» Supplied data:
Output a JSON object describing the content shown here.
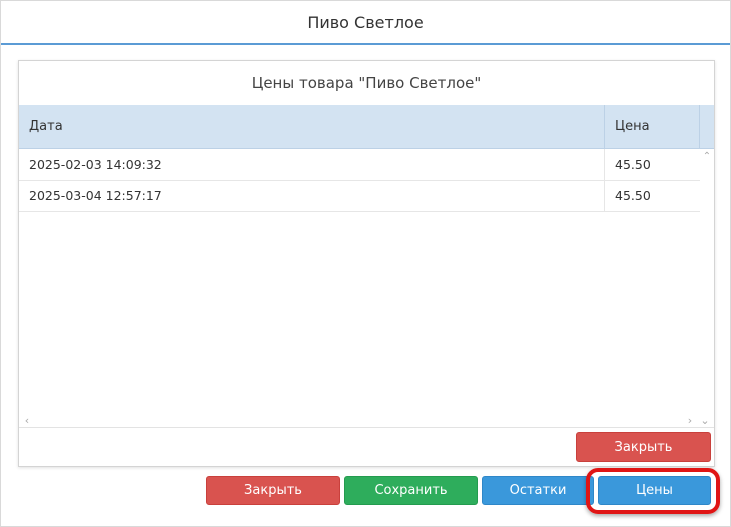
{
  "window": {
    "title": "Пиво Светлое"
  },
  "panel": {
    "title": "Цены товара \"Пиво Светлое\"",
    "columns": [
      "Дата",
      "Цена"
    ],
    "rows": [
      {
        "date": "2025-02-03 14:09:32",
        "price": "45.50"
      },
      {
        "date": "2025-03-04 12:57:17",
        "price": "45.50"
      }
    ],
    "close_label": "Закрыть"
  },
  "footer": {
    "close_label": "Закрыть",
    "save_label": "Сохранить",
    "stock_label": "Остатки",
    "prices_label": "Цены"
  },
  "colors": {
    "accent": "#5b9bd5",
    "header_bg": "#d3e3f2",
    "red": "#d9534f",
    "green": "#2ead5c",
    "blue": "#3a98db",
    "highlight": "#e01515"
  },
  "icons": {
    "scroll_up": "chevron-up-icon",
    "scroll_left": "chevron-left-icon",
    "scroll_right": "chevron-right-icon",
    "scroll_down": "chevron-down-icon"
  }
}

» What this task involves: Print out the whole of the material word for word, without pictures.

» Task result:
Output a JSON object describing the content shown here.
{
  "window": {
    "title": "Пиво Светлое"
  },
  "panel": {
    "title": "Цены товара \"Пиво Светлое\"",
    "columns": [
      "Дата",
      "Цена"
    ],
    "rows": [
      {
        "date": "2025-02-03 14:09:32",
        "price": "45.50"
      },
      {
        "date": "2025-03-04 12:57:17",
        "price": "45.50"
      }
    ],
    "close_label": "Закрыть"
  },
  "footer": {
    "close_label": "Закрыть",
    "save_label": "Сохранить",
    "stock_label": "Остатки",
    "prices_label": "Цены"
  },
  "colors": {
    "accent": "#5b9bd5",
    "header_bg": "#d3e3f2",
    "red": "#d9534f",
    "green": "#2ead5c",
    "blue": "#3a98db",
    "highlight": "#e01515"
  },
  "icons": {
    "scroll_up": "chevron-up-icon",
    "scroll_left": "chevron-left-icon",
    "scroll_right": "chevron-right-icon",
    "scroll_down": "chevron-down-icon"
  }
}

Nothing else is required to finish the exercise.